» Stated goal
Among the entries below, find the lines with "fraction" and copy them.

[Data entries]
━━━━━━

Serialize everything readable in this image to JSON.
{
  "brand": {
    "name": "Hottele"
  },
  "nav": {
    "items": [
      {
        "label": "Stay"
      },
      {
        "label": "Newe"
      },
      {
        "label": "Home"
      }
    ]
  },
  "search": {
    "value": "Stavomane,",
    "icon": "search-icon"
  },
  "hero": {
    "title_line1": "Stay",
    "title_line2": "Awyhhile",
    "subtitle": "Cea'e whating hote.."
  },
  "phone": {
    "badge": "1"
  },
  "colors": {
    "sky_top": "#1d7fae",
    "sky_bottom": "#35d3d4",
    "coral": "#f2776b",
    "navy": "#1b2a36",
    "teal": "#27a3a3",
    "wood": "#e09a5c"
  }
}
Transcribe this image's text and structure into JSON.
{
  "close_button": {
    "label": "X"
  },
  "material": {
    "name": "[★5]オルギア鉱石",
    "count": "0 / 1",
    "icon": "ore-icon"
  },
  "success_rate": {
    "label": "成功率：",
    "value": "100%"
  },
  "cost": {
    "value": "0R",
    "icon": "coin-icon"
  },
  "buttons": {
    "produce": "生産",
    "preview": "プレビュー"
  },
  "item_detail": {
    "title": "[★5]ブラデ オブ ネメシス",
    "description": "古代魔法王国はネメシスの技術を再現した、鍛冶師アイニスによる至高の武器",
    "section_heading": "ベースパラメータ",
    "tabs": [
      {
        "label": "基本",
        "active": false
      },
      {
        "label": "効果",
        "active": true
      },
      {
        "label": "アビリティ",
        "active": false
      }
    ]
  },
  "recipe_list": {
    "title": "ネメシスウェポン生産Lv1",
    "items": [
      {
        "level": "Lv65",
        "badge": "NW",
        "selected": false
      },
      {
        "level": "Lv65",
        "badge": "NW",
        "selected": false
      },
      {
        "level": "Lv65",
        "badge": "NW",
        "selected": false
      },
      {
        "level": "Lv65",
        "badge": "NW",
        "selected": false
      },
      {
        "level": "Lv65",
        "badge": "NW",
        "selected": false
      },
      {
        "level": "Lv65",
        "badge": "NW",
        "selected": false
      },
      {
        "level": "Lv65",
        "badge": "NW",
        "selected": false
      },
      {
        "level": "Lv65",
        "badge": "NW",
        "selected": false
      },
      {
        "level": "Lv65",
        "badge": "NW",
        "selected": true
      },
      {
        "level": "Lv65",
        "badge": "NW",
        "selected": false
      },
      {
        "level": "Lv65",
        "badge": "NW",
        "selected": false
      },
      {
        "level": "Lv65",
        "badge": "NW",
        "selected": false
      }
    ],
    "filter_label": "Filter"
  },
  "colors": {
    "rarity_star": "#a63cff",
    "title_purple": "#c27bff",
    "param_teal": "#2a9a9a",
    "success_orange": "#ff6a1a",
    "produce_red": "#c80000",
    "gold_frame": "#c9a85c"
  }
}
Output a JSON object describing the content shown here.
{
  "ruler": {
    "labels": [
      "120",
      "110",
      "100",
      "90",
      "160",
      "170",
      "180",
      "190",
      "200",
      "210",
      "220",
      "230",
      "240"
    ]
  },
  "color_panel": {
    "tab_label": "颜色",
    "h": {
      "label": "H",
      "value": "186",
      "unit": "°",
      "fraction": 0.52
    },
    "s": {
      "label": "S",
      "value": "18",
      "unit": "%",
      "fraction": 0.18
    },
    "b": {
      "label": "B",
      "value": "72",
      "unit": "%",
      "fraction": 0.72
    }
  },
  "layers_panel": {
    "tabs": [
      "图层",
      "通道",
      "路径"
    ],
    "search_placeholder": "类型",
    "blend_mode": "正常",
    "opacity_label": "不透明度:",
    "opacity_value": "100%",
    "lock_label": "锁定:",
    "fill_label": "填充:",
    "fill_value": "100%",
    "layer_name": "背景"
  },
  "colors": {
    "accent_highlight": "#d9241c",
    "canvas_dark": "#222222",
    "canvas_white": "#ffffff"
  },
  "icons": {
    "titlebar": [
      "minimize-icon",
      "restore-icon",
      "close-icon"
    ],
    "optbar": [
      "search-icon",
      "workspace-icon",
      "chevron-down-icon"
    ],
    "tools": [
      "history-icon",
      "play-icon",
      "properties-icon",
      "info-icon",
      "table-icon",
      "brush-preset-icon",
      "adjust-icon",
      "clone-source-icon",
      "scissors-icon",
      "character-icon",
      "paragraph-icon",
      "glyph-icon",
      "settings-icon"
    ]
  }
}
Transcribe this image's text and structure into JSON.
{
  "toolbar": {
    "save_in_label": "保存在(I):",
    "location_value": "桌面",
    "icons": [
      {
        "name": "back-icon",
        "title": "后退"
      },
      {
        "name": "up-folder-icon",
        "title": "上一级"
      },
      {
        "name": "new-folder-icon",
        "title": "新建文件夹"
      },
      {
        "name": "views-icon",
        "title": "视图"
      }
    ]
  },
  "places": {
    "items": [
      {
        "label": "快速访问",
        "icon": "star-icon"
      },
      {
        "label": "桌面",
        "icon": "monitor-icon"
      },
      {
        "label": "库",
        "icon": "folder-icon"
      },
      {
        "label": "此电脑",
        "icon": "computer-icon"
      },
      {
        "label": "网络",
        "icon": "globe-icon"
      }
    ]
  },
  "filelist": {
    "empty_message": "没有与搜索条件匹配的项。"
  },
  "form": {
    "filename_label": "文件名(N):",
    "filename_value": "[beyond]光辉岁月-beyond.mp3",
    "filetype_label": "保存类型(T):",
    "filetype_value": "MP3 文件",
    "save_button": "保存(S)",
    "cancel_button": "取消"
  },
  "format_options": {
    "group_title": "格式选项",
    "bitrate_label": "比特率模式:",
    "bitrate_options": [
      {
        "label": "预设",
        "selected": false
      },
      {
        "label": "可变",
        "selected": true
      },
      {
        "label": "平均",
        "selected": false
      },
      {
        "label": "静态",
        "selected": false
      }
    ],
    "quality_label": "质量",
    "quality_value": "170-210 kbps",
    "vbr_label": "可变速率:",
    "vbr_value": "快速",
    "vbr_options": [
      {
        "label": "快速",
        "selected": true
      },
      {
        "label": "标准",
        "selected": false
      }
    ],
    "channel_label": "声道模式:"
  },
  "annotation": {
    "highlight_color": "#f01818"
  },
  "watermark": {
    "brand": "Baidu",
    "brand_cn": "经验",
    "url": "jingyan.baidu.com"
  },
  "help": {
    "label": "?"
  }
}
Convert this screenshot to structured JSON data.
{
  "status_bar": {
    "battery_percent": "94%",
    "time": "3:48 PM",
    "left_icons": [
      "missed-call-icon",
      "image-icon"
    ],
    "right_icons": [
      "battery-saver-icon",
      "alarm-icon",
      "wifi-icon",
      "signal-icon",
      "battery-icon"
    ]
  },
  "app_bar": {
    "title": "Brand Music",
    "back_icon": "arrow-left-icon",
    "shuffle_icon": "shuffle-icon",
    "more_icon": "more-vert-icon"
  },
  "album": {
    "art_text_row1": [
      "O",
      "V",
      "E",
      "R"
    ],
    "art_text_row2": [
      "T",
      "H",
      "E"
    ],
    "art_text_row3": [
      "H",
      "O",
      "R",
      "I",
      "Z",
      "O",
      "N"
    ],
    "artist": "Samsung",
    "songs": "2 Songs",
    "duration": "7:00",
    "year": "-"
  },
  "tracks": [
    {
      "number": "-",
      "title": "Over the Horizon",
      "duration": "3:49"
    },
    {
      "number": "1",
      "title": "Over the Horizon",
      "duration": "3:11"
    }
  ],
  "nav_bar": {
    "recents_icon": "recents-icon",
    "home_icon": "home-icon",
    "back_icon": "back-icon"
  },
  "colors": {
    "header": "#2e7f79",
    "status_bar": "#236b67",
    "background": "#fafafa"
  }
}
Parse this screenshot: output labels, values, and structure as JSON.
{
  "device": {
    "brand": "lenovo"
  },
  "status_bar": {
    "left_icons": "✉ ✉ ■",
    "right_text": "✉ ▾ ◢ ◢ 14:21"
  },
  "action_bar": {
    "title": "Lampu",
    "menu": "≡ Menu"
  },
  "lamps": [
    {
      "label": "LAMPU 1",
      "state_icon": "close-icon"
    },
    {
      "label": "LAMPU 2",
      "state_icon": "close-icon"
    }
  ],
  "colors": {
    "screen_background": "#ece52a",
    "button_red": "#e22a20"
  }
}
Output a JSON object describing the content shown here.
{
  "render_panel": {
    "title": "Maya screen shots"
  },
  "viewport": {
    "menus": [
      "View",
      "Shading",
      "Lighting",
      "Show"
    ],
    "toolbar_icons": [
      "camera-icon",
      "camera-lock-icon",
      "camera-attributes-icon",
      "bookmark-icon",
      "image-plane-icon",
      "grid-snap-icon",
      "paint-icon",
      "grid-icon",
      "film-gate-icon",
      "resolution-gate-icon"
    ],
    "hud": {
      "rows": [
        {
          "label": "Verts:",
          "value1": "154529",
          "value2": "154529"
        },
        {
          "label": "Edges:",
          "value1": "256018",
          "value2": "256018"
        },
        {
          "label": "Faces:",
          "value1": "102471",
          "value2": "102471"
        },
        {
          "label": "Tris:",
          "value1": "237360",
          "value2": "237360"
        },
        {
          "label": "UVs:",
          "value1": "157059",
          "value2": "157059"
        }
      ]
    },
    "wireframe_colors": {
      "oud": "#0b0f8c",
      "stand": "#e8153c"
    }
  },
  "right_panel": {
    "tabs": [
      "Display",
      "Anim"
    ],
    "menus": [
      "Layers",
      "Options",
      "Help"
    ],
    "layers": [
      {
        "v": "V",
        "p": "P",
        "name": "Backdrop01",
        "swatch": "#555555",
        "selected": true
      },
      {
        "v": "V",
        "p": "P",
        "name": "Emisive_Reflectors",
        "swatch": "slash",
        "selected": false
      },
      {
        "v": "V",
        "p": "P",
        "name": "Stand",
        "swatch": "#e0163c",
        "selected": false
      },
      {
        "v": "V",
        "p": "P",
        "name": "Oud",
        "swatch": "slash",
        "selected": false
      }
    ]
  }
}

━━━━━━

» Reply to the task
      "fraction": 0.52
      "fraction": 0.18
      "fraction": 0.72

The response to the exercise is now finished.